→ **What this task involves**:
Drop the images; return everything else in the listing below exactly.

[Stored items]
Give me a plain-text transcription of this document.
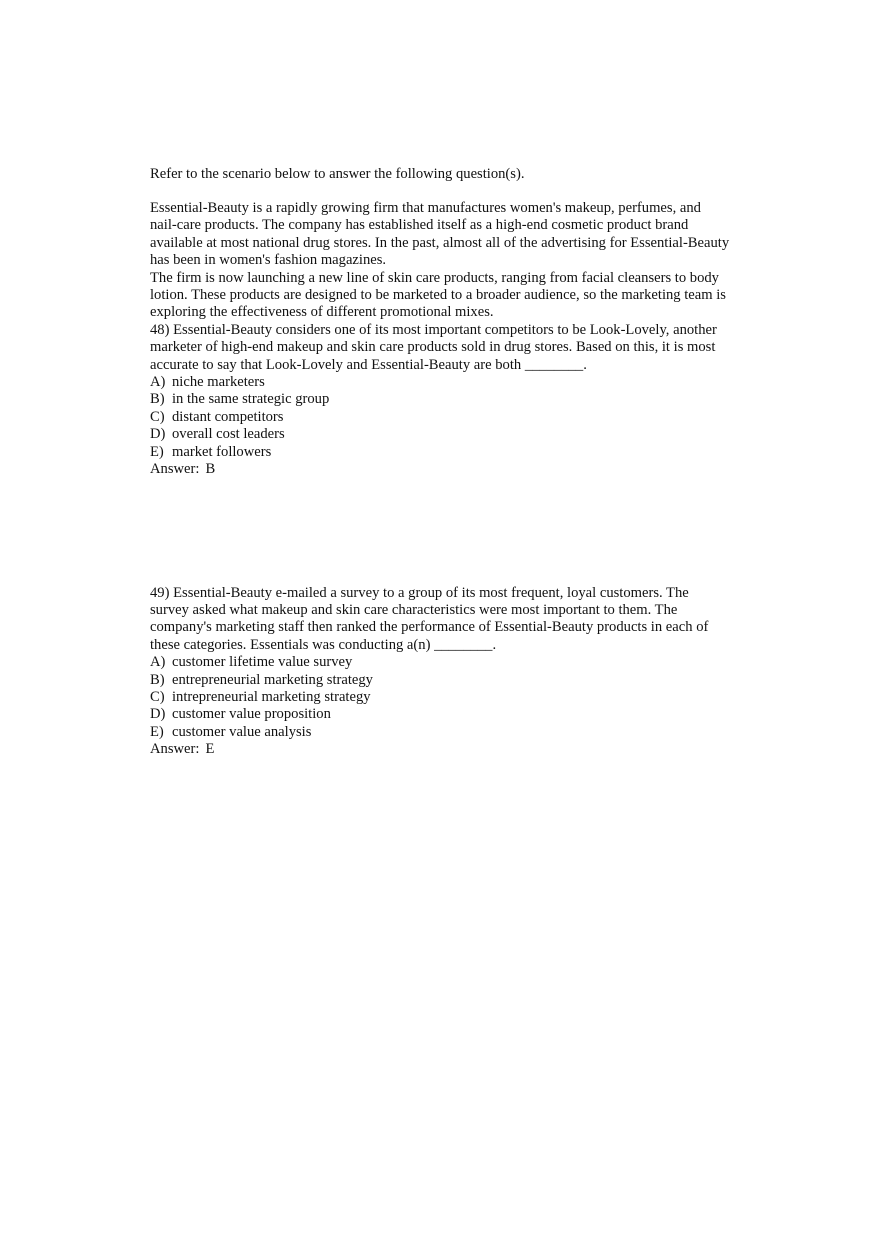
Refer to the scenario below to answer the following question(s).

Essential-Beauty is a rapidly growing firm that manufactures women's makeup, perfumes, and nail-care products. The company has established itself as a high-end cosmetic product brand available at most national drug stores. In the past, almost all of the advertising for Essential-Beauty has been in women's fashion magazines.

The firm is now launching a new line of skin care products, ranging from facial cleansers to body lotion. These products are designed to be marketed to a broader audience, so the marketing team is exploring the effectiveness of different promotional mixes.

48) Essential-Beauty considers one of its most important competitors to be Look-Lovely, another marketer of high-end makeup and skin care products sold in drug stores. Based on this, it is most accurate to say that Look-Lovely and Essential-Beauty are both ________.

A) niche marketers
B) in the same strategic group
C) distant competitors
D) overall cost leaders
E) market followers

Answer: B

49) Essential-Beauty e-mailed a survey to a group of its most frequent, loyal customers. The survey asked what makeup and skin care characteristics were most important to them. The company's marketing staff then ranked the performance of Essential-Beauty products in each of these categories. Essentials was conducting a(n) ________.

A) customer lifetime value survey
B) entrepreneurial marketing strategy
C) intrepreneurial marketing strategy
D) customer value proposition
E) customer value analysis

Answer: E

→ **Finished exercise**:
Give me a plain-text transcription of this document.
Refer to the scenario below to answer the following question(s).

Essential-Beauty is a rapidly growing firm that manufactures women's makeup, perfumes, and nail-care products. The company has established itself as a high-end cosmetic product brand available at most national drug stores. In the past, almost all of the advertising for Essential-Beauty has been in women's fashion magazines.

The firm is now launching a new line of skin care products, ranging from facial cleansers to body lotion. These products are designed to be marketed to a broader audience, so the marketing team is exploring the effectiveness of different promotional mixes.

48) Essential-Beauty considers one of its most important competitors to be Look-Lovely, another marketer of high-end makeup and skin care products sold in drug stores. Based on this, it is most accurate to say that Look-Lovely and Essential-Beauty are both ________.

A) niche marketers
B) in the same strategic group
C) distant competitors
D) overall cost leaders
E) market followers

Answer: B

49) Essential-Beauty e-mailed a survey to a group of its most frequent, loyal customers. The survey asked what makeup and skin care characteristics were most important to them. The company's marketing staff then ranked the performance of Essential-Beauty products in each of these categories. Essentials was conducting a(n) ________.

A) customer lifetime value survey
B) entrepreneurial marketing strategy
C) intrepreneurial marketing strategy
D) customer value proposition
E) customer value analysis

Answer: E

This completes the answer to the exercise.